- _What you need to do_
Output each entry that follows exactly. Images stay out.
START Exercise materials
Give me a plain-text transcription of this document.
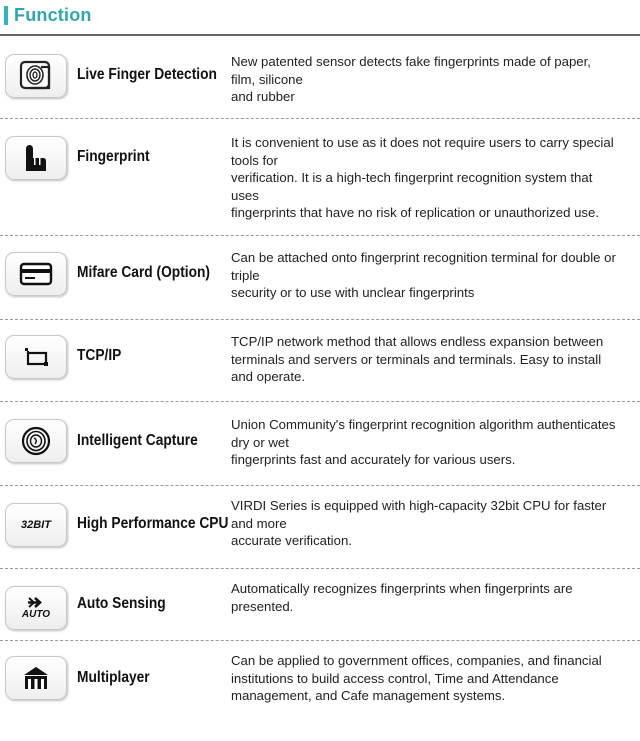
Function
Live Finger Detection
New patented sensor detects fake fingerprints made of paper,
film, silicone
and rubber
Fingerprint
It is convenient to use as it does not require users to carry special
tools for
verification. It is a high-tech fingerprint recognition system that
uses
fingerprints that have no risk of replication or unauthorized use.
Mifare Card (Option)
Can be attached onto fingerprint recognition terminal for double or
triple
security or to use with unclear fingerprints
TCP/IP
TCP/IP network method that allows endless expansion between
terminals and servers or terminals and terminals. Easy to install
and operate.
Intelligent Capture
Union Community's fingerprint recognition algorithm authenticates
dry or wet
fingerprints fast and accurately for various users.
32BIT High Performance CPU
VIRDI Series is equipped with high-capacity 32bit CPU for faster
and more
accurate verification.
AUTO
Auto Sensing
Automatically recognizes fingerprints when fingerprints are
presented.
Multiplayer
Can be applied to government offices, companies, and financial
institutions to build access control, Time and Attendance
management, and Cafe management systems.
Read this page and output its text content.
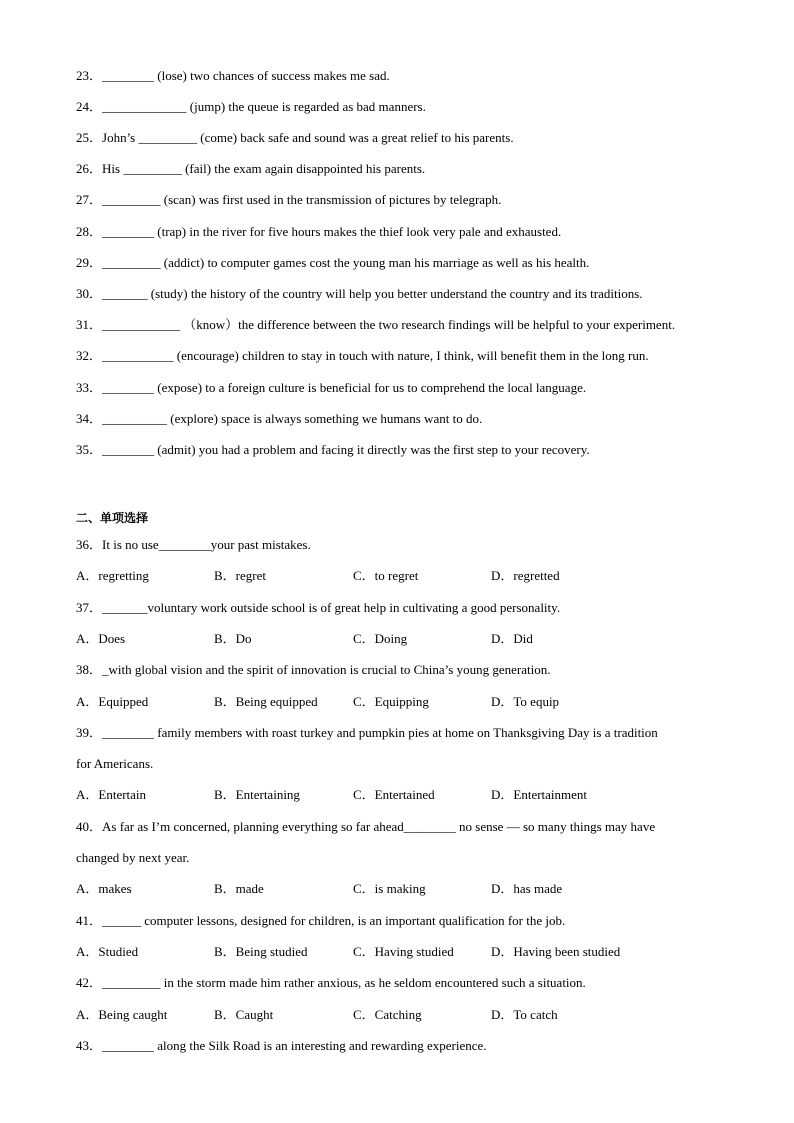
23．________ (lose) two chances of success makes me sad.
24．_____________ (jump) the queue is regarded as bad manners.
25．John’s _________ (come) back safe and sound was a great relief to his parents.
26．His _________ (fail) the exam again disappointed his parents.
27．_________ (scan) was first used in the transmission of pictures by telegraph.
28．________ (trap) in the river for five hours makes the thief look very pale and exhausted.
29．_________ (addict) to computer games cost the young man his marriage as well as his health.
30．_______ (study) the history of the country will help you better understand the country and its traditions.
31．____________ （know）the difference between the two research findings will be helpful to your experiment.
32．___________ (encourage) children to stay in touch with nature, I think, will benefit them in the long run.
33．________ (expose) to a foreign culture is beneficial for us to comprehend the local language.
34．__________ (explore) space is always something we humans want to do.
35．________ (admit) you had a problem and facing it directly was the first step to your recovery.
二、单项选择
36．It is no use________your past mistakes.
A．regretting	B．regret	C．to regret	D．regretted
37．_______voluntary work outside school is of great help in cultivating a good personality.
A．Does	B．Do	C．Doing	D．Did
38．_with global vision and the spirit of innovation is crucial to China’s young generation.
A．Equipped	B．Being equipped	C．Equipping	D．To equip
39．________ family members with roast turkey and pumpkin pies at home on Thanksgiving Day is a tradition
for Americans.
A．Entertain	B．Entertaining	C．Entertained	D．Entertainment
40．As far as I’m concerned, planning everything so far ahead________ no sense — so many things may have
changed by next year.
A．makes	B．made	C．is making	D．has made
41．______ computer lessons, designed for children, is an important qualification for the job.
A．Studied	B．Being studied	C．Having studied	D．Having been studied
42．_________ in the storm made him rather anxious, as he seldom encountered such a situation.
A．Being caught	B．Caught	C．Catching	D．To catch
43．________ along the Silk Road is an interesting and rewarding experience.
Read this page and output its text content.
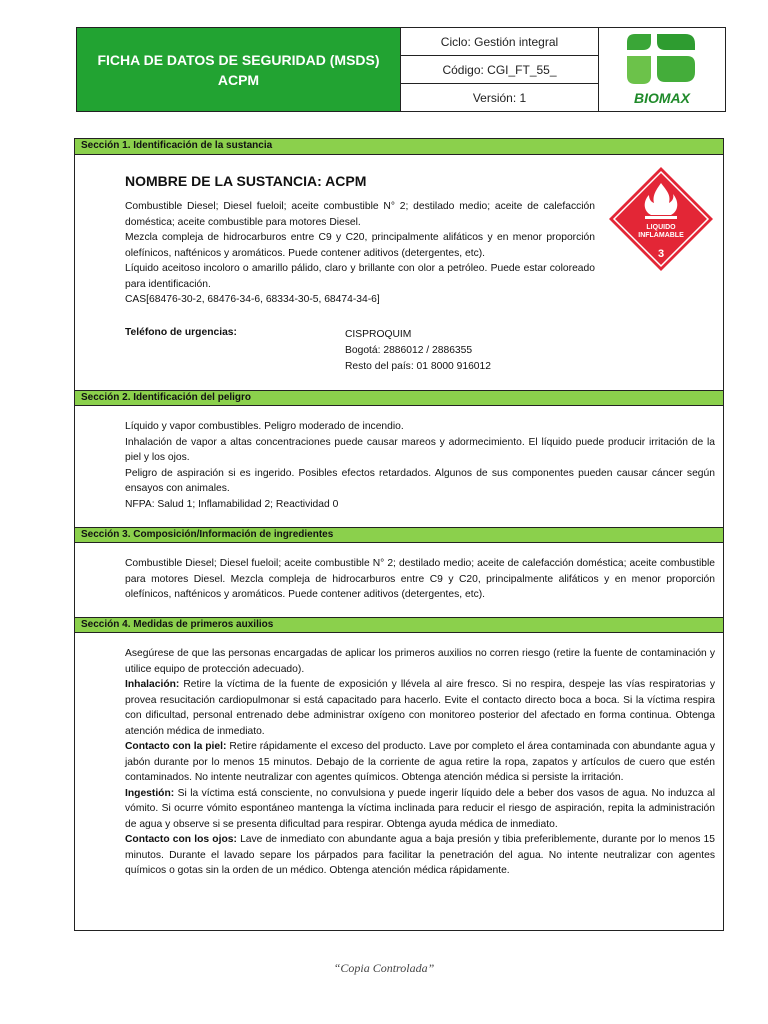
FICHA DE DATOS DE SEGURIDAD (MSDS)
ACPM
Ciclo: Gestión integral
Código: CGI_FT_55_
Versión: 1	BIOMAX
Sección 1. Identificación de la sustancia
NOMBRE DE LA SUSTANCIA: ACPM

Combustible Diesel; Diesel fueloil; aceite combustible N° 2; destilado medio; aceite de calefacción doméstica; aceite combustible para motores Diesel.

Mezcla compleja de hidrocarburos entre C9 y C20, principalmente alifáticos y en menor proporción olefínicos, nafténicos y aromáticos. Puede contener aditivos (detergentes, etc).

Líquido aceitoso incoloro o amarillo pálido, claro y brillante con olor a petróleo. Puede estar coloreado para identificación.

CAS[68476-30-2, 68476-34-6, 68334-30-5, 68474-34-6]

Teléfono de urgencias:	CISPROQUIM
Bogotá: 2886012 / 2886355
Resto del país: 01 8000 916012
LIQUIDO
INFLAMABLE
3
Sección 2. Identificación del peligro

Líquido y vapor combustibles. Peligro moderado de incendio.

Inhalación de vapor a altas concentraciones puede causar mareos y adormecimiento. El líquido puede producir irritación de la piel y los ojos.

Peligro de aspiración si es ingerido. Posibles efectos retardados. Algunos de sus componentes pueden causar cáncer según ensayos con animales.

NFPA: Salud 1; Inflamabilidad 2; Reactividad 0

Sección 3. Composición/Información de ingredientes

Combustible Diesel; Diesel fueloil; aceite combustible N° 2; destilado medio; aceite de calefacción doméstica; aceite combustible para motores Diesel. Mezcla compleja de hidrocarburos entre C9 y C20, principalmente alifáticos y en menor proporción olefínicos, nafténicos y aromáticos. Puede contener aditivos (detergentes, etc).

Sección 4. Medidas de primeros auxilios

Asegúrese de que las personas encargadas de aplicar los primeros auxilios no corren riesgo (retire la fuente de contaminación y utilice equipo de protección adecuado).

Inhalación: Retire la víctima de la fuente de exposición y llévela al aire fresco. Si no respira, despeje las vías respiratorias y provea resucitación cardiopulmonar si está capacitado para hacerlo. Evite el contacto directo boca a boca. Si la víctima respira con dificultad, personal entrenado debe administrar oxígeno con monitoreo posterior del afectado en forma continua. Obtenga atención médica de inmediato.

Contacto con la piel: Retire rápidamente el exceso del producto. Lave por completo el área contaminada con abundante agua y jabón durante por lo menos 15 minutos. Debajo de la corriente de agua retire la ropa, zapatos y artículos de cuero que estén contaminados. No intente neutralizar con agentes químicos. Obtenga atención médica si persiste la irritación.

Ingestión: Si la víctima está consciente, no convulsiona y puede ingerir líquido dele a beber dos vasos de agua. No induzca al vómito. Si ocurre vómito espontáneo mantenga la víctima inclinada para reducir el riesgo de aspiración, repita la administración de agua y observe si se presenta dificultad para respirar. Obtenga ayuda médica de inmediato.

Contacto con los ojos: Lave de inmediato con abundante agua a baja presión y tibia preferiblemente, durante por lo menos 15 minutos. Durante el lavado separe los párpados para facilitar la penetración del agua. No intente neutralizar con agentes químicos o gotas sin la orden de un médico. Obtenga atención médica rápidamente.

“Copia Controlada”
END Exercise materials
- _Exercise solution_
Give me a plain-text transcription of this document.
Function
Live Finger Detection
New patented sensor detects fake fingerprints made of paper,
film, silicone
and rubber
Fingerprint
It is convenient to use as it does not require users to carry special
tools for
verification. It is a high-tech fingerprint recognition system that
uses
fingerprints that have no risk of replication or unauthorized use.
Mifare Card (Option)
Can be attached onto fingerprint recognition terminal for double or
triple
security or to use with unclear fingerprints
TCP/IP
TCP/IP network method that allows endless expansion between
terminals and servers or terminals and terminals. Easy to install
and operate.
Intelligent Capture
Union Community's fingerprint recognition algorithm authenticates
dry or wet
fingerprints fast and accurately for various users.
32BIT High Performance CPU
VIRDI Series is equipped with high-capacity 32bit CPU for faster
and more
accurate verification.
AUTO
Auto Sensing
Automatically recognizes fingerprints when fingerprints are
presented.
Multiplayer
Can be applied to government offices, companies, and financial
institutions to build access control, Time and Attendance
management, and Cafe management systems.
Read this page and output its text content.
23．________ (lose) two chances of success makes me sad.
24．_____________ (jump) the queue is regarded as bad manners.
25．John’s _________ (come) back safe and sound was a great relief to his parents.
26．His _________ (fail) the exam again disappointed his parents.
27．_________ (scan) was first used in the transmission of pictures by telegraph.
28．________ (trap) in the river for five hours makes the thief look very pale and exhausted.
29．_________ (addict) to computer games cost the young man his marriage as well as his health.
30．_______ (study) the history of the country will help you better understand the country and its traditions.
31．____________ （know）the difference between the two research findings will be helpful to your experiment.
32．___________ (encourage) children to stay in touch with nature, I think, will benefit them in the long run.
33．________ (expose) to a foreign culture is beneficial for us to comprehend the local language.
34．__________ (explore) space is always something we humans want to do.
35．________ (admit) you had a problem and facing it directly was the first step to your recovery.
二、单项选择
36．It is no use________your past mistakes.
A．regretting	B．regret	C．to regret	D．regretted
37．_______voluntary work outside school is of great help in cultivating a good personality.
A．Does	B．Do	C．Doing	D．Did
38．_with global vision and the spirit of innovation is crucial to China’s young generation.
A．Equipped	B．Being equipped	C．Equipping	D．To equip
39．________ family members with roast turkey and pumpkin pies at home on Thanksgiving Day is a tradition
for Americans.
A．Entertain	B．Entertaining	C．Entertained	D．Entertainment
40．As far as I’m concerned, planning everything so far ahead________ no sense — so many things may have
changed by next year.
A．makes	B．made	C．is making	D．has made
41．______ computer lessons, designed for children, is an important qualification for the job.
A．Studied	B．Being studied	C．Having studied	D．Having been studied
42．_________ in the storm made him rather anxious, as he seldom encountered such a situation.
A．Being caught	B．Caught	C．Catching	D．To catch
43．________ along the Silk Road is an interesting and rewarding experience.
Read this page and output its text content.
FICHA DE DATOS DE SEGURIDAD (MSDS)
ACPM
Ciclo: Gestión integral
Código: CGI_FT_55_
Versión: 1	BIOMAX
Sección 1. Identificación de la sustancia
NOMBRE DE LA SUSTANCIA: ACPM

Combustible Diesel; Diesel fueloil; aceite combustible N° 2; destilado medio; aceite de calefacción doméstica; aceite combustible para motores Diesel.

Mezcla compleja de hidrocarburos entre C9 y C20, principalmente alifáticos y en menor proporción olefínicos, nafténicos y aromáticos. Puede contener aditivos (detergentes, etc).

Líquido aceitoso incoloro o amarillo pálido, claro y brillante con olor a petróleo. Puede estar coloreado para identificación.

CAS[68476-30-2, 68476-34-6, 68334-30-5, 68474-34-6]

Teléfono de urgencias:	CISPROQUIM
Bogotá: 2886012 / 2886355
Resto del país: 01 8000 916012
LIQUIDO
INFLAMABLE
3
Sección 2. Identificación del peligro

Líquido y vapor combustibles. Peligro moderado de incendio.

Inhalación de vapor a altas concentraciones puede causar mareos y adormecimiento. El líquido puede producir irritación de la piel y los ojos.

Peligro de aspiración si es ingerido. Posibles efectos retardados. Algunos de sus componentes pueden causar cáncer según ensayos con animales.

NFPA: Salud 1; Inflamabilidad 2; Reactividad 0

Sección 3. Composición/Información de ingredientes

Combustible Diesel; Diesel fueloil; aceite combustible N° 2; destilado medio; aceite de calefacción doméstica; aceite combustible para motores Diesel. Mezcla compleja de hidrocarburos entre C9 y C20, principalmente alifáticos y en menor proporción olefínicos, nafténicos y aromáticos. Puede contener aditivos (detergentes, etc).

Sección 4. Medidas de primeros auxilios

Asegúrese de que las personas encargadas de aplicar los primeros auxilios no corren riesgo (retire la fuente de contaminación y utilice equipo de protección adecuado).

Inhalación: Retire la víctima de la fuente de exposición y llévela al aire fresco. Si no respira, despeje las vías respiratorias y provea resucitación cardiopulmonar si está capacitado para hacerlo. Evite el contacto directo boca a boca. Si la víctima respira con dificultad, personal entrenado debe administrar oxígeno con monitoreo posterior del afectado en forma continua. Obtenga atención médica de inmediato.

Contacto con la piel: Retire rápidamente el exceso del producto. Lave por completo el área contaminada con abundante agua y jabón durante por lo menos 15 minutos. Debajo de la corriente de agua retire la ropa, zapatos y artículos de cuero que estén contaminados. No intente neutralizar con agentes químicos. Obtenga atención médica si persiste la irritación.

Ingestión: Si la víctima está consciente, no convulsiona y puede ingerir líquido dele a beber dos vasos de agua. No induzca al vómito. Si ocurre vómito espontáneo mantenga la víctima inclinada para reducir el riesgo de aspiración, repita la administración de agua y observe si se presenta dificultad para respirar. Obtenga ayuda médica de inmediato.

Contacto con los ojos: Lave de inmediato con abundante agua a baja presión y tibia preferiblemente, durante por lo menos 15 minutos. Durante el lavado separe los párpados para facilitar la penetración del agua. No intente neutralizar con agentes químicos o gotas sin la orden de un médico. Obtenga atención médica rápidamente.

“Copia Controlada”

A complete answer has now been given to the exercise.